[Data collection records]
━━━━━━━━━━

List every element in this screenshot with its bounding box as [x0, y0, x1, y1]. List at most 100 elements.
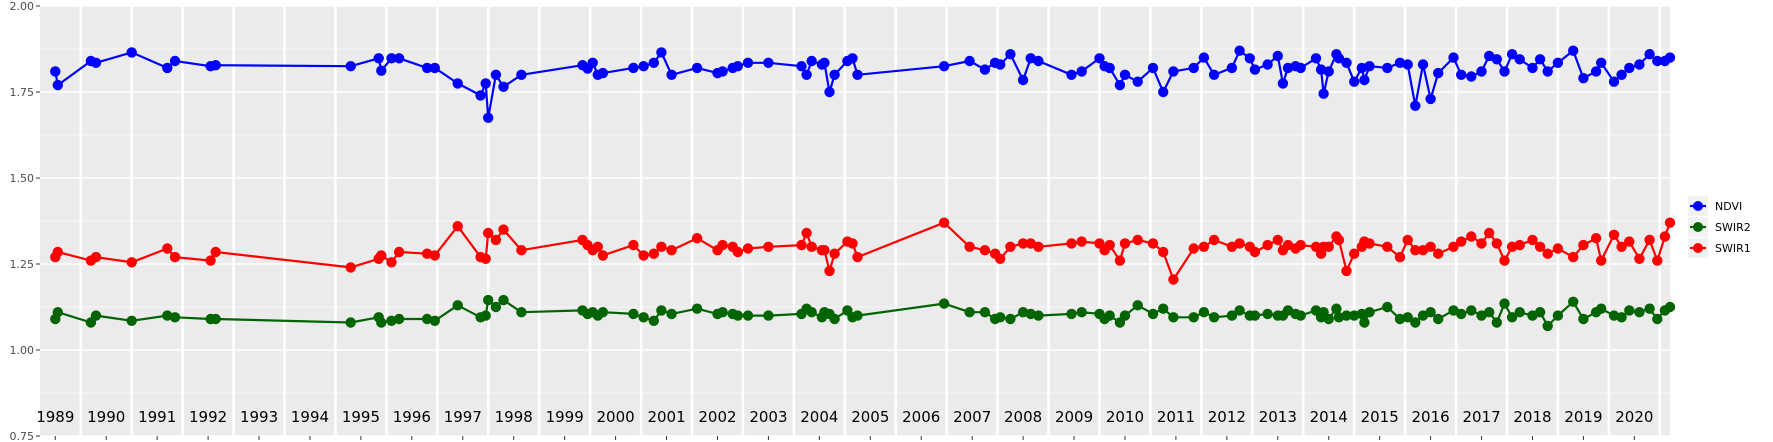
swir2-point [1066, 308, 1077, 320]
year-label: 1997 [444, 408, 482, 426]
swir2-point [1410, 317, 1421, 328]
swir2-point [656, 305, 667, 316]
swir2-point [829, 313, 840, 325]
swir1-legend-label: SWIR1 [1715, 242, 1751, 255]
year-label: 2013 [1259, 408, 1297, 426]
swir1-point [162, 243, 173, 254]
swir2-point [1542, 320, 1553, 332]
swir2-point [1076, 307, 1087, 318]
ndvi-point [1277, 78, 1289, 89]
swir2-point [1147, 308, 1159, 320]
swir2-point [628, 308, 639, 320]
swir2-point [498, 294, 509, 306]
swir1-point [742, 243, 754, 254]
ndvi-point [1466, 71, 1477, 82]
swir2-point [1578, 313, 1589, 325]
swir1-point [1552, 243, 1564, 254]
ndvi-point [1244, 53, 1256, 64]
swir1-point [490, 234, 502, 246]
swir1-point [1066, 238, 1077, 249]
y-tick-label: 0.75 [10, 430, 35, 442]
swir2-point [1359, 317, 1370, 328]
ndvi-point [666, 69, 677, 81]
swir2-point [1634, 307, 1645, 318]
ndvi-point [373, 53, 384, 64]
ndvi-point [1349, 76, 1360, 87]
swir2-point [393, 313, 405, 325]
swir2-point [732, 310, 743, 321]
year-label: 1995 [342, 408, 380, 426]
ndvi-point [691, 62, 703, 74]
swir1-point [1188, 243, 1199, 254]
swir1-point [628, 239, 639, 251]
swir1-point [732, 246, 743, 258]
ndvi-point [1491, 54, 1503, 65]
ndvi-point [126, 47, 137, 58]
ndvi-legend-label: NDVI [1715, 200, 1742, 213]
ndvi-point [162, 62, 173, 74]
year-labels: 1989 1990 1991 1992 1993 1994 1995 1996 1997 1998… [36, 408, 1653, 426]
swir1-point [1568, 251, 1579, 263]
ndvi-point [393, 53, 405, 64]
swir1-point [1410, 245, 1421, 256]
swir1-point [1624, 236, 1635, 247]
swir2-point [1005, 313, 1016, 325]
ndvi-point [1499, 66, 1510, 77]
swir1-point [592, 241, 603, 252]
ndvi-point [452, 78, 463, 89]
swir1-point [516, 245, 527, 256]
swir1-point [1484, 227, 1495, 239]
swir1-point [597, 250, 609, 261]
swir1-point [1542, 248, 1553, 259]
swir1-point [1341, 265, 1352, 277]
swir2-point [691, 303, 703, 314]
swir1-point [52, 246, 63, 258]
swir2-point [1624, 305, 1635, 316]
ndvi-point [1333, 53, 1345, 64]
ndvi-point [1310, 53, 1322, 64]
ndvi-point [1402, 59, 1413, 70]
swir1-point [1425, 241, 1436, 252]
ndvi-point [1578, 73, 1589, 84]
year-label: 1991 [138, 408, 176, 426]
ndvi-point [90, 57, 102, 68]
ndvi-point [386, 53, 397, 64]
year-label: 2016 [1412, 408, 1450, 426]
swir1-point [1295, 239, 1306, 251]
swir1-point [824, 265, 835, 277]
swir2-point [210, 313, 221, 325]
swir1-point [483, 227, 494, 239]
swir2-point [1664, 301, 1676, 313]
ndvi-point [52, 79, 63, 91]
swir2-point [763, 310, 774, 321]
ndvi-point [597, 67, 609, 79]
ndvi-point [648, 57, 659, 68]
swir2-point [1425, 307, 1436, 318]
swir1-point [1132, 234, 1143, 246]
ndvi-point [1410, 100, 1421, 112]
swir2-point [1534, 307, 1546, 318]
swir1-point [1349, 248, 1360, 259]
swir1-point [1394, 251, 1406, 263]
ndvi-point [964, 55, 975, 67]
ndvi-point [1527, 62, 1538, 74]
swir1-point [666, 245, 677, 256]
year-label: 2002 [698, 408, 736, 426]
ndvi-point [796, 60, 807, 72]
ndvi-point [498, 81, 509, 93]
ndvi-point [1114, 79, 1126, 91]
swir2-point [376, 317, 387, 328]
ndvi-point [1168, 66, 1179, 77]
swir1-point [1476, 238, 1487, 249]
swir2-point [1226, 310, 1238, 321]
year-label: 1989 [36, 408, 74, 426]
swir2-point [490, 301, 502, 313]
swir2-point [1552, 310, 1564, 321]
ndvi-point [1094, 53, 1105, 64]
swir1-point [1652, 255, 1663, 266]
y-tick-label: 1.00 [10, 344, 35, 357]
swir1-point [1634, 253, 1645, 264]
swir1-point [1466, 231, 1477, 242]
ndvi-point [1616, 69, 1627, 81]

━━━━━━━━━━

[INSTRUCTIONS FOR THE TASK]: Reproduce verbatim the lines of the material from the one containing "swir2-point [1066, 308, 1077, 320]" up to and including the one containing "swir2-point [393, 313, 405, 325]".

[ANSWER]:
swir2-point [1066, 308, 1077, 320]
year-label: 1997 [444, 408, 482, 426]
swir2-point [1410, 317, 1421, 328]
swir2-point [656, 305, 667, 316]
swir2-point [829, 313, 840, 325]
swir1-legend-label: SWIR1 [1715, 242, 1751, 255]
year-label: 2013 [1259, 408, 1297, 426]
swir1-point [162, 243, 173, 254]
swir2-point [1542, 320, 1553, 332]
swir2-point [1076, 307, 1087, 318]
ndvi-point [1277, 78, 1289, 89]
swir2-point [1147, 308, 1159, 320]
swir2-point [628, 308, 639, 320]
swir2-point [498, 294, 509, 306]
swir1-point [742, 243, 754, 254]
ndvi-point [1466, 71, 1477, 82]
swir2-point [1578, 313, 1589, 325]
swir1-point [1552, 243, 1564, 254]
ndvi-point [1244, 53, 1256, 64]
swir1-point [490, 234, 502, 246]
swir1-point [1066, 238, 1077, 249]
y-tick-label: 0.75 [10, 430, 35, 442]
swir2-point [1359, 317, 1370, 328]
ndvi-point [666, 69, 677, 81]
swir2-point [1634, 307, 1645, 318]
ndvi-point [373, 53, 384, 64]
ndvi-point [1349, 76, 1360, 87]
swir2-point [393, 313, 405, 325]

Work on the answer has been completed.